------ ENTRIES SHOWN ------

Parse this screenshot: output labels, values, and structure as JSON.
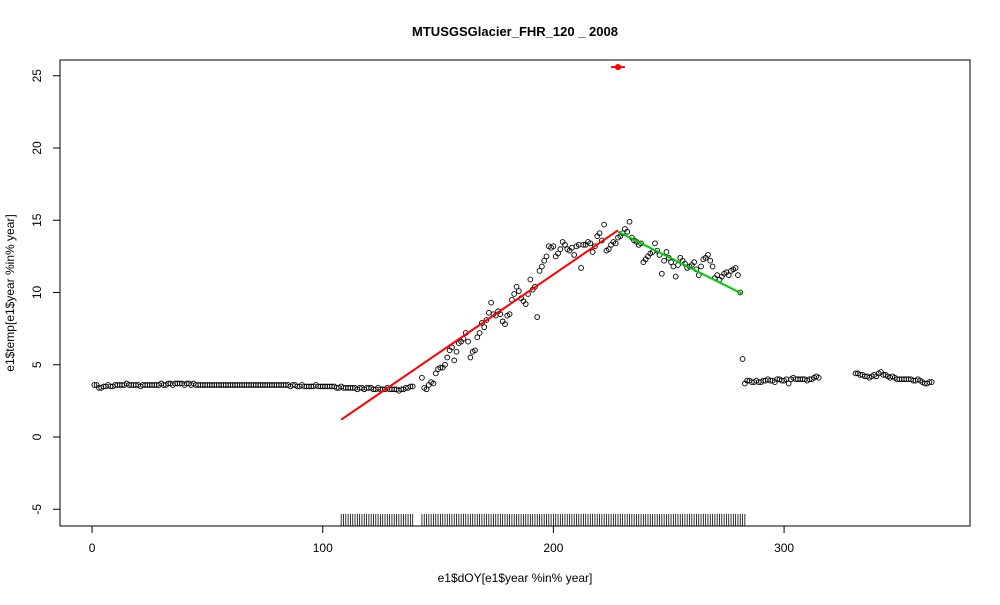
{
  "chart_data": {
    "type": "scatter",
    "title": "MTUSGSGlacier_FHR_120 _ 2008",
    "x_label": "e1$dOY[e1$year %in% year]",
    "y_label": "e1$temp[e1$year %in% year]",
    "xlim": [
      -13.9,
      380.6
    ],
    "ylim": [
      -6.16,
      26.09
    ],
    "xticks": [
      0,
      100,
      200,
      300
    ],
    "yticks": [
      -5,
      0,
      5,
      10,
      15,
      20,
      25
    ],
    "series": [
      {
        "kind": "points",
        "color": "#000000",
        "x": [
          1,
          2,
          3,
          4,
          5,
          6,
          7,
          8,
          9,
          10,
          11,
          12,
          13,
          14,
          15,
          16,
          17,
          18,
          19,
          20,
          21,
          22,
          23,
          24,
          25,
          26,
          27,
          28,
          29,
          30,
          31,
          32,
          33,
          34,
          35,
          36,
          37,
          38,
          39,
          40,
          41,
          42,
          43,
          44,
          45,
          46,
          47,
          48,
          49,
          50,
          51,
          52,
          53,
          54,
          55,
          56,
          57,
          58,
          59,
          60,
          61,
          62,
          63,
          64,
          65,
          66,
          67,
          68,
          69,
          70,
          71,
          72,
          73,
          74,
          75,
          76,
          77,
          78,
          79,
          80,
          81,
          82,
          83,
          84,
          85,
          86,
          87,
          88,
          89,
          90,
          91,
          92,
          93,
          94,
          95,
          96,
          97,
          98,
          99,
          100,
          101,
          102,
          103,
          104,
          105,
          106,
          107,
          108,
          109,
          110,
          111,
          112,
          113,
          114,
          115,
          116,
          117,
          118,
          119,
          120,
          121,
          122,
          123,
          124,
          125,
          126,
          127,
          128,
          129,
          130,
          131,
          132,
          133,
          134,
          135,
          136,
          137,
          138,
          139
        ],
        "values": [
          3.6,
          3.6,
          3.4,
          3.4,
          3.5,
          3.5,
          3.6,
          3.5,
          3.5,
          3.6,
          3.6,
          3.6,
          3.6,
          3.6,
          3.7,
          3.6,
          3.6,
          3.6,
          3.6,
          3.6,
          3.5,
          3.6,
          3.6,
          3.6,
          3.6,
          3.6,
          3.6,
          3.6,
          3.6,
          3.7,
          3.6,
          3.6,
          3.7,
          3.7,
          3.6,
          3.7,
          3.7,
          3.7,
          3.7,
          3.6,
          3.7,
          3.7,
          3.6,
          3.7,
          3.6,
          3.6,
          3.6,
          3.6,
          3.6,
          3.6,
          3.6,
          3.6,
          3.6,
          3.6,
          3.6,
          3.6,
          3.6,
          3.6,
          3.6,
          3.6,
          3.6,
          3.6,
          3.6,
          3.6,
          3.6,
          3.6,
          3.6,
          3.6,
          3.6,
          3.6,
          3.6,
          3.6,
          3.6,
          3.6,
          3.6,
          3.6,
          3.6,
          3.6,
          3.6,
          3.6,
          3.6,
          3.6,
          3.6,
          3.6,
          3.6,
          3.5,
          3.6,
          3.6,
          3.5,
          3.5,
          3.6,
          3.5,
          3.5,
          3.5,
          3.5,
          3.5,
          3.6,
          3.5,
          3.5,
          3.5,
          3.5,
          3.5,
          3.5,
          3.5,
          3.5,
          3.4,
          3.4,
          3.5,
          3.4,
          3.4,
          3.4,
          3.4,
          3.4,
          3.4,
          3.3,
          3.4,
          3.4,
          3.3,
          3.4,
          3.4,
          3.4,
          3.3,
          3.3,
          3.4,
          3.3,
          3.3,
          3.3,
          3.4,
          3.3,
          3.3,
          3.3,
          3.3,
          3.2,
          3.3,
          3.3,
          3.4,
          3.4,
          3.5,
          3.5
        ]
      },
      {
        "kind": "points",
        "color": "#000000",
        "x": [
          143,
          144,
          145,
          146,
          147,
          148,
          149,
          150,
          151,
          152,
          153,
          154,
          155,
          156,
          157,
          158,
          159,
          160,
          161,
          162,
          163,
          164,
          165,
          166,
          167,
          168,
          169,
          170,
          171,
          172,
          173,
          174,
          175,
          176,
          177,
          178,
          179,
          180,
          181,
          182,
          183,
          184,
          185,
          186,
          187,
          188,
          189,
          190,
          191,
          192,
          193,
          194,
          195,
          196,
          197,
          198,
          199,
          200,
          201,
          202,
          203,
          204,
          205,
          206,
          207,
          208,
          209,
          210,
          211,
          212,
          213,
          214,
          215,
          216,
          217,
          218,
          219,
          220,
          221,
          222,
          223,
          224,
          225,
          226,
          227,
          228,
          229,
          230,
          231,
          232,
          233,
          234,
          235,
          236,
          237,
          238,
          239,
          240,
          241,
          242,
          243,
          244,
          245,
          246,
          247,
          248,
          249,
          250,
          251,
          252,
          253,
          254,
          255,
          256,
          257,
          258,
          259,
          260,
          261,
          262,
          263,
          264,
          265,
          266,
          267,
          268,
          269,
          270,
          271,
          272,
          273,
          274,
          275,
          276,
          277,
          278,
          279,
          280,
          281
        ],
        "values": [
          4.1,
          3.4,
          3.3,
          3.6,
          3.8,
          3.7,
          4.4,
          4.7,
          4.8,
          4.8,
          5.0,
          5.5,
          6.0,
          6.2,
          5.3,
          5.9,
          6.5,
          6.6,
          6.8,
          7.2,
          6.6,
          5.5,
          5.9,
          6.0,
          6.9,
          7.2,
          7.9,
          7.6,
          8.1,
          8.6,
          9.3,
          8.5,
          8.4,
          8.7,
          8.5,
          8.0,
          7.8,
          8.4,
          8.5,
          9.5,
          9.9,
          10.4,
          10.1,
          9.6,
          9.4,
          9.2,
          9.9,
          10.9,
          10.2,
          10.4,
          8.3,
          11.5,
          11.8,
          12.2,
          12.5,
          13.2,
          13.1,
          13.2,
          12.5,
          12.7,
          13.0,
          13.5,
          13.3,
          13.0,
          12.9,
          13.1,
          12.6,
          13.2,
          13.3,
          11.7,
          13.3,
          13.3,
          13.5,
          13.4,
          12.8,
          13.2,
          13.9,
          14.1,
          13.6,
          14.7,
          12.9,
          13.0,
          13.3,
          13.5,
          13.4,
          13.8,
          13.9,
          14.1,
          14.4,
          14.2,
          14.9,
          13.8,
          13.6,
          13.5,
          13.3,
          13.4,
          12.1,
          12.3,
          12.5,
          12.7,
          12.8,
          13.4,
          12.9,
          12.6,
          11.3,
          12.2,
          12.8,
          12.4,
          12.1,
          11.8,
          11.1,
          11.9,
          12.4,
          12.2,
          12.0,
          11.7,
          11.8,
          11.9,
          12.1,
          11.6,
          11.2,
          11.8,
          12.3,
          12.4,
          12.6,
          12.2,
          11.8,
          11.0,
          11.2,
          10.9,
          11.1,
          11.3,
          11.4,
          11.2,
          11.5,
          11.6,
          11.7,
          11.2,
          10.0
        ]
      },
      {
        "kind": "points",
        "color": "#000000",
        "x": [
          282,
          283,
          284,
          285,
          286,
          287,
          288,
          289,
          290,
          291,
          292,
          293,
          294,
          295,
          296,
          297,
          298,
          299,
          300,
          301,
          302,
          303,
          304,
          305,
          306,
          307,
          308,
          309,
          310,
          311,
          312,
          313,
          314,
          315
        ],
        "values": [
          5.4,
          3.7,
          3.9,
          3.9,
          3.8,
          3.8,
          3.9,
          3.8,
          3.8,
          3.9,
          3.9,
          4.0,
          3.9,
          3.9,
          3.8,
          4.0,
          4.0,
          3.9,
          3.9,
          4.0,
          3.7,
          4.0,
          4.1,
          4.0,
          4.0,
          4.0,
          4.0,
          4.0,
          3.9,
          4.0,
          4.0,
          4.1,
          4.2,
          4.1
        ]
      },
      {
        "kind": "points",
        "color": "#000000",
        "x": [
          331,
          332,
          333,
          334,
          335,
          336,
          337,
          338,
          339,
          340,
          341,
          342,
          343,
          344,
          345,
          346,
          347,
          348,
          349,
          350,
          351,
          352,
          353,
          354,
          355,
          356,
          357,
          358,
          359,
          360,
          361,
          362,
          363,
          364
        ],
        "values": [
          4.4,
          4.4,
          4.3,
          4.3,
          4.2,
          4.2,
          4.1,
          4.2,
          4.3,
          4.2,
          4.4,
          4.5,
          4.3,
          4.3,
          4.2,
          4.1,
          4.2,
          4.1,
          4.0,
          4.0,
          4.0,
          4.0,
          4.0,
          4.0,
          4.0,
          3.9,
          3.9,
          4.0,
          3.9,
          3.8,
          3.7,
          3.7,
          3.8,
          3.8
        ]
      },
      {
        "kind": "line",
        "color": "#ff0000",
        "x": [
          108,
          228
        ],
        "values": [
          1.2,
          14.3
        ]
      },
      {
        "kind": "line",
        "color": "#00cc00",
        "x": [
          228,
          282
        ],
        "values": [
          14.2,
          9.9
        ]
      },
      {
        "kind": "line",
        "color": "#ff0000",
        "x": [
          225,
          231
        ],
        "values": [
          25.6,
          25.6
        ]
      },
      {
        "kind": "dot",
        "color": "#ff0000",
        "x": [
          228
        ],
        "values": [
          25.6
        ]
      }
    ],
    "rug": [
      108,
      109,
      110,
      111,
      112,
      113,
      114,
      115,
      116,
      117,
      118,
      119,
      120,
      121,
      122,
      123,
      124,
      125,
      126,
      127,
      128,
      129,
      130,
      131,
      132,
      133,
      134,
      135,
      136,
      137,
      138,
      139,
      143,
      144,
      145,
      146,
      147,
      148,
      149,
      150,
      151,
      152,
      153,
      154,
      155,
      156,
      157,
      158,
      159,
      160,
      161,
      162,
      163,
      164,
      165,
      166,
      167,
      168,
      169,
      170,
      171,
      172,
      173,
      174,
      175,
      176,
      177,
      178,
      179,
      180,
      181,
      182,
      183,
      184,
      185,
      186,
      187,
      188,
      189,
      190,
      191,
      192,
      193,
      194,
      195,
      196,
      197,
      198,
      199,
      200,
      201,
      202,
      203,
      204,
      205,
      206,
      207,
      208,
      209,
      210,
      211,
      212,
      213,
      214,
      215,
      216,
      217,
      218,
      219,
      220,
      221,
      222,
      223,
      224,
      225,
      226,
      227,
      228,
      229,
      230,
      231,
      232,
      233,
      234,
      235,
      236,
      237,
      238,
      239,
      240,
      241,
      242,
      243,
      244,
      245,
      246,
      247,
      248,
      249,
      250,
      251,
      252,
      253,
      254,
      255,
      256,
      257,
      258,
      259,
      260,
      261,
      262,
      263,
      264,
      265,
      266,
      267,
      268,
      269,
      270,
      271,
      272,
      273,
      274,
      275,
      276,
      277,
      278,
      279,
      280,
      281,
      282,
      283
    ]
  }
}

------

- [WHAT TO WORK ON] Answer with one number: how many lines in the listing hold "year".

- [WORKED ANSWER] 2